Extracted records
+===+
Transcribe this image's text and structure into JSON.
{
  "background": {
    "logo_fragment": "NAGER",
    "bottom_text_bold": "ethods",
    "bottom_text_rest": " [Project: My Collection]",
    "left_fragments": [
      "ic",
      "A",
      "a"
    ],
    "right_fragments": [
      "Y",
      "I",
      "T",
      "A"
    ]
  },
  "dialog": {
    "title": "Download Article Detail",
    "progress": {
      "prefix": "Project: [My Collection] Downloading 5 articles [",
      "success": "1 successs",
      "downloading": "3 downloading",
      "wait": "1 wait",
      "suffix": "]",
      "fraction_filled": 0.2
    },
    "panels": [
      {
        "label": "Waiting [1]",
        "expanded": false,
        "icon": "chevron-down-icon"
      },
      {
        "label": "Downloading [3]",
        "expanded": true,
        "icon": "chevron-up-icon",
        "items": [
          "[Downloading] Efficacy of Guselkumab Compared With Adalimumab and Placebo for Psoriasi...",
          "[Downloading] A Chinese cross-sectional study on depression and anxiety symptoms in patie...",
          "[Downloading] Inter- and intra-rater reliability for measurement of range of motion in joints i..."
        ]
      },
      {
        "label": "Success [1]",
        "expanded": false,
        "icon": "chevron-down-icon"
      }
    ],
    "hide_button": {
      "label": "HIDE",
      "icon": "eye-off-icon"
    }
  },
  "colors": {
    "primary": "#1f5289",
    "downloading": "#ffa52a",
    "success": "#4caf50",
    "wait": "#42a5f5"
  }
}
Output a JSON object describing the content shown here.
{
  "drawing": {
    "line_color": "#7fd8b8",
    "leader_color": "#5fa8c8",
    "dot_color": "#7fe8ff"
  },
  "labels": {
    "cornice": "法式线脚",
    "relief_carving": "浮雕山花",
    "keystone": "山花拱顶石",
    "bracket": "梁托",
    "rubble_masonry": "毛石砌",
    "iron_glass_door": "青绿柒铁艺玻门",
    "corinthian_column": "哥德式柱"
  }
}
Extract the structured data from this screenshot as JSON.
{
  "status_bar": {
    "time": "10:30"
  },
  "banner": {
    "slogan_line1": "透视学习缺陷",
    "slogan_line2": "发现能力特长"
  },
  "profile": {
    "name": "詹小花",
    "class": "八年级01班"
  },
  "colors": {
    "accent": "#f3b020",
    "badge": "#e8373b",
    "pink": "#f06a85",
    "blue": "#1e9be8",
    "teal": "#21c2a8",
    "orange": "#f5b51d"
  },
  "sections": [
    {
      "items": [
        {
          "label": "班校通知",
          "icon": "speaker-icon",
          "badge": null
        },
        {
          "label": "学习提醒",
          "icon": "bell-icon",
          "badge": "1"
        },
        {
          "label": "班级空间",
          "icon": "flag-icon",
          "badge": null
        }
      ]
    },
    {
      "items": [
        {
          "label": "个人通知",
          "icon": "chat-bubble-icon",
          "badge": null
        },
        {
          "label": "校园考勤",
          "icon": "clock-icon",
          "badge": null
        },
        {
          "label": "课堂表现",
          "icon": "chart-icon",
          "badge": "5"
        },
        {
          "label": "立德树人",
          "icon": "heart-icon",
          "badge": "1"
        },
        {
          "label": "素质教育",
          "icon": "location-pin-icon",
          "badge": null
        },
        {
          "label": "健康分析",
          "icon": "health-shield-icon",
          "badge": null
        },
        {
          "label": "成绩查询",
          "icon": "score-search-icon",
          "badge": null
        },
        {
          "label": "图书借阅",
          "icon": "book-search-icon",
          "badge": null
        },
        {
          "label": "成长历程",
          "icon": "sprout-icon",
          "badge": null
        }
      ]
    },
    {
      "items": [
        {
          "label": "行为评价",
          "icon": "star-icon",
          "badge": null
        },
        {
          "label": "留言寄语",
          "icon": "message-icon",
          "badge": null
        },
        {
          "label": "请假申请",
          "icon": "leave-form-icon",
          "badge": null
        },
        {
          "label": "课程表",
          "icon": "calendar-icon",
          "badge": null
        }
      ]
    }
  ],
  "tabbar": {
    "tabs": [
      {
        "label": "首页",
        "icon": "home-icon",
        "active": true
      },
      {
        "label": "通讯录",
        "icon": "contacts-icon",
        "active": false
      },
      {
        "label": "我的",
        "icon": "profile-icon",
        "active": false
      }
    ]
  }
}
+===+
Extract each line of the listing above, copying it word for word.

**Result for this task**:
Transcribe this image's text and structure into JSON.
{
  "background": {
    "logo_fragment": "NAGER",
    "bottom_text_bold": "ethods",
    "bottom_text_rest": " [Project: My Collection]",
    "left_fragments": [
      "ic",
      "A",
      "a"
    ],
    "right_fragments": [
      "Y",
      "I",
      "T",
      "A"
    ]
  },
  "dialog": {
    "title": "Download Article Detail",
    "progress": {
      "prefix": "Project: [My Collection] Downloading 5 articles [",
      "success": "1 successs",
      "downloading": "3 downloading",
      "wait": "1 wait",
      "suffix": "]",
      "fraction_filled": 0.2
    },
    "panels": [
      {
        "label": "Waiting [1]",
        "expanded": false,
        "icon": "chevron-down-icon"
      },
      {
        "label": "Downloading [3]",
        "expanded": true,
        "icon": "chevron-up-icon",
        "items": [
          "[Downloading] Efficacy of Guselkumab Compared With Adalimumab and Placebo for Psoriasi...",
          "[Downloading] A Chinese cross-sectional study on depression and anxiety symptoms in patie...",
          "[Downloading] Inter- and intra-rater reliability for measurement of range of motion in joints i..."
        ]
      },
      {
        "label": "Success [1]",
        "expanded": false,
        "icon": "chevron-down-icon"
      }
    ],
    "hide_button": {
      "label": "HIDE",
      "icon": "eye-off-icon"
    }
  },
  "colors": {
    "primary": "#1f5289",
    "downloading": "#ffa52a",
    "success": "#4caf50",
    "wait": "#42a5f5"
  }
}
Output a JSON object describing the content shown here.
{
  "drawing": {
    "line_color": "#7fd8b8",
    "leader_color": "#5fa8c8",
    "dot_color": "#7fe8ff"
  },
  "labels": {
    "cornice": "法式线脚",
    "relief_carving": "浮雕山花",
    "keystone": "山花拱顶石",
    "bracket": "梁托",
    "rubble_masonry": "毛石砌",
    "iron_glass_door": "青绿柒铁艺玻门",
    "corinthian_column": "哥德式柱"
  }
}
Extract the structured data from this screenshot as JSON.
{
  "status_bar": {
    "time": "10:30"
  },
  "banner": {
    "slogan_line1": "透视学习缺陷",
    "slogan_line2": "发现能力特长"
  },
  "profile": {
    "name": "詹小花",
    "class": "八年级01班"
  },
  "colors": {
    "accent": "#f3b020",
    "badge": "#e8373b",
    "pink": "#f06a85",
    "blue": "#1e9be8",
    "teal": "#21c2a8",
    "orange": "#f5b51d"
  },
  "sections": [
    {
      "items": [
        {
          "label": "班校通知",
          "icon": "speaker-icon",
          "badge": null
        },
        {
          "label": "学习提醒",
          "icon": "bell-icon",
          "badge": "1"
        },
        {
          "label": "班级空间",
          "icon": "flag-icon",
          "badge": null
        }
      ]
    },
    {
      "items": [
        {
          "label": "个人通知",
          "icon": "chat-bubble-icon",
          "badge": null
        },
        {
          "label": "校园考勤",
          "icon": "clock-icon",
          "badge": null
        },
        {
          "label": "课堂表现",
          "icon": "chart-icon",
          "badge": "5"
        },
        {
          "label": "立德树人",
          "icon": "heart-icon",
          "badge": "1"
        },
        {
          "label": "素质教育",
          "icon": "location-pin-icon",
          "badge": null
        },
        {
          "label": "健康分析",
          "icon": "health-shield-icon",
          "badge": null
        },
        {
          "label": "成绩查询",
          "icon": "score-search-icon",
          "badge": null
        },
        {
          "label": "图书借阅",
          "icon": "book-search-icon",
          "badge": null
        },
        {
          "label": "成长历程",
          "icon": "sprout-icon",
          "badge": null
        }
      ]
    },
    {
      "items": [
        {
          "label": "行为评价",
          "icon": "star-icon",
          "badge": null
        },
        {
          "label": "留言寄语",
          "icon": "message-icon",
          "badge": null
        },
        {
          "label": "请假申请",
          "icon": "leave-form-icon",
          "badge": null
        },
        {
          "label": "课程表",
          "icon": "calendar-icon",
          "badge": null
        }
      ]
    }
  ],
  "tabbar": {
    "tabs": [
      {
        "label": "首页",
        "icon": "home-icon",
        "active": true
      },
      {
        "label": "通讯录",
        "icon": "contacts-icon",
        "active": false
      },
      {
        "label": "我的",
        "icon": "profile-icon",
        "active": false
      }
    ]
  }
}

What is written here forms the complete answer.